■ Work to complete
Repeat each record below exactly as given.

[Records from a dataset]
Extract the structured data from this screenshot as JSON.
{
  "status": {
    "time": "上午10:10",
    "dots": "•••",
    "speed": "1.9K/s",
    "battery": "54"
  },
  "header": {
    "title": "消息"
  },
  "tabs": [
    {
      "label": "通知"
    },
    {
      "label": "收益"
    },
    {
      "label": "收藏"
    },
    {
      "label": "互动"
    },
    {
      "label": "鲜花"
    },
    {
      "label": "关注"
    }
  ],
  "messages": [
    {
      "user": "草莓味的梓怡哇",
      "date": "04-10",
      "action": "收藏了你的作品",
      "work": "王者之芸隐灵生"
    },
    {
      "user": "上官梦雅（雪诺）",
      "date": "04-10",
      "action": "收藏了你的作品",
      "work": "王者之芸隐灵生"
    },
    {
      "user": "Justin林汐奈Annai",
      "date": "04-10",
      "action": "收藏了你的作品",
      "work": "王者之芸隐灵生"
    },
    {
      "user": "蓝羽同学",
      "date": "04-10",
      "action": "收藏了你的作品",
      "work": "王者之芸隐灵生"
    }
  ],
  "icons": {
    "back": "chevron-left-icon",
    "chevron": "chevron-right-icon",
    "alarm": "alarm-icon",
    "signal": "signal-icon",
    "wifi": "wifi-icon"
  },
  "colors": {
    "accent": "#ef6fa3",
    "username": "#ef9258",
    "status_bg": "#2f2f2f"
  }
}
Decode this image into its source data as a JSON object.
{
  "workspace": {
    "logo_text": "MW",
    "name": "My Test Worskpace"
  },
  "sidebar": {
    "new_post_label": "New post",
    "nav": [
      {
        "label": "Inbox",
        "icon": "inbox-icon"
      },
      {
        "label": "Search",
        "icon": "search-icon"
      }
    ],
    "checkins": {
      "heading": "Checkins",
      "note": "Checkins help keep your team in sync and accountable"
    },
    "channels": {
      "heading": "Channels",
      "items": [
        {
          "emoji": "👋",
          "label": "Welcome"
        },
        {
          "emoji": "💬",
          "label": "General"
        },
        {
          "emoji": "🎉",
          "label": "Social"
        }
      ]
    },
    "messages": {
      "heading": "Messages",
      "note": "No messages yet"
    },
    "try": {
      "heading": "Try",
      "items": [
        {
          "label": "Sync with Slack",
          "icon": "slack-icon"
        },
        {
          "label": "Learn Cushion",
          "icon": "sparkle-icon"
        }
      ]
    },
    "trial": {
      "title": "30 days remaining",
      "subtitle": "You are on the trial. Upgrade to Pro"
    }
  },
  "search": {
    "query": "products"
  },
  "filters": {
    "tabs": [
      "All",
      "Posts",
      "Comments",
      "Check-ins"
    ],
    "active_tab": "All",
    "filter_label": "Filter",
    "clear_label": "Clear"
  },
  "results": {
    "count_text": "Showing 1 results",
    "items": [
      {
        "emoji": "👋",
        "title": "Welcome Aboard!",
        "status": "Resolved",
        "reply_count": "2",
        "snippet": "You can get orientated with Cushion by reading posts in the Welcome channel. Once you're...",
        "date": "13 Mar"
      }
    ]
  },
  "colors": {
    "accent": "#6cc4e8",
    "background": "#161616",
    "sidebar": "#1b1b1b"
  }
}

■ Full solution
Extract the structured data from this screenshot as JSON.
{
  "status": {
    "time": "上午10:10",
    "dots": "•••",
    "speed": "1.9K/s",
    "battery": "54"
  },
  "header": {
    "title": "消息"
  },
  "tabs": [
    {
      "label": "通知"
    },
    {
      "label": "收益"
    },
    {
      "label": "收藏"
    },
    {
      "label": "互动"
    },
    {
      "label": "鲜花"
    },
    {
      "label": "关注"
    }
  ],
  "messages": [
    {
      "user": "草莓味的梓怡哇",
      "date": "04-10",
      "action": "收藏了你的作品",
      "work": "王者之芸隐灵生"
    },
    {
      "user": "上官梦雅（雪诺）",
      "date": "04-10",
      "action": "收藏了你的作品",
      "work": "王者之芸隐灵生"
    },
    {
      "user": "Justin林汐奈Annai",
      "date": "04-10",
      "action": "收藏了你的作品",
      "work": "王者之芸隐灵生"
    },
    {
      "user": "蓝羽同学",
      "date": "04-10",
      "action": "收藏了你的作品",
      "work": "王者之芸隐灵生"
    }
  ],
  "icons": {
    "back": "chevron-left-icon",
    "chevron": "chevron-right-icon",
    "alarm": "alarm-icon",
    "signal": "signal-icon",
    "wifi": "wifi-icon"
  },
  "colors": {
    "accent": "#ef6fa3",
    "username": "#ef9258",
    "status_bg": "#2f2f2f"
  }
}
Decode this image into its source data as a JSON object.
{
  "workspace": {
    "logo_text": "MW",
    "name": "My Test Worskpace"
  },
  "sidebar": {
    "new_post_label": "New post",
    "nav": [
      {
        "label": "Inbox",
        "icon": "inbox-icon"
      },
      {
        "label": "Search",
        "icon": "search-icon"
      }
    ],
    "checkins": {
      "heading": "Checkins",
      "note": "Checkins help keep your team in sync and accountable"
    },
    "channels": {
      "heading": "Channels",
      "items": [
        {
          "emoji": "👋",
          "label": "Welcome"
        },
        {
          "emoji": "💬",
          "label": "General"
        },
        {
          "emoji": "🎉",
          "label": "Social"
        }
      ]
    },
    "messages": {
      "heading": "Messages",
      "note": "No messages yet"
    },
    "try": {
      "heading": "Try",
      "items": [
        {
          "label": "Sync with Slack",
          "icon": "slack-icon"
        },
        {
          "label": "Learn Cushion",
          "icon": "sparkle-icon"
        }
      ]
    },
    "trial": {
      "title": "30 days remaining",
      "subtitle": "You are on the trial. Upgrade to Pro"
    }
  },
  "search": {
    "query": "products"
  },
  "filters": {
    "tabs": [
      "All",
      "Posts",
      "Comments",
      "Check-ins"
    ],
    "active_tab": "All",
    "filter_label": "Filter",
    "clear_label": "Clear"
  },
  "results": {
    "count_text": "Showing 1 results",
    "items": [
      {
        "emoji": "👋",
        "title": "Welcome Aboard!",
        "status": "Resolved",
        "reply_count": "2",
        "snippet": "You can get orientated with Cushion by reading posts in the Welcome channel. Once you're...",
        "date": "13 Mar"
      }
    ]
  },
  "colors": {
    "accent": "#6cc4e8",
    "background": "#161616",
    "sidebar": "#1b1b1b"
  }
}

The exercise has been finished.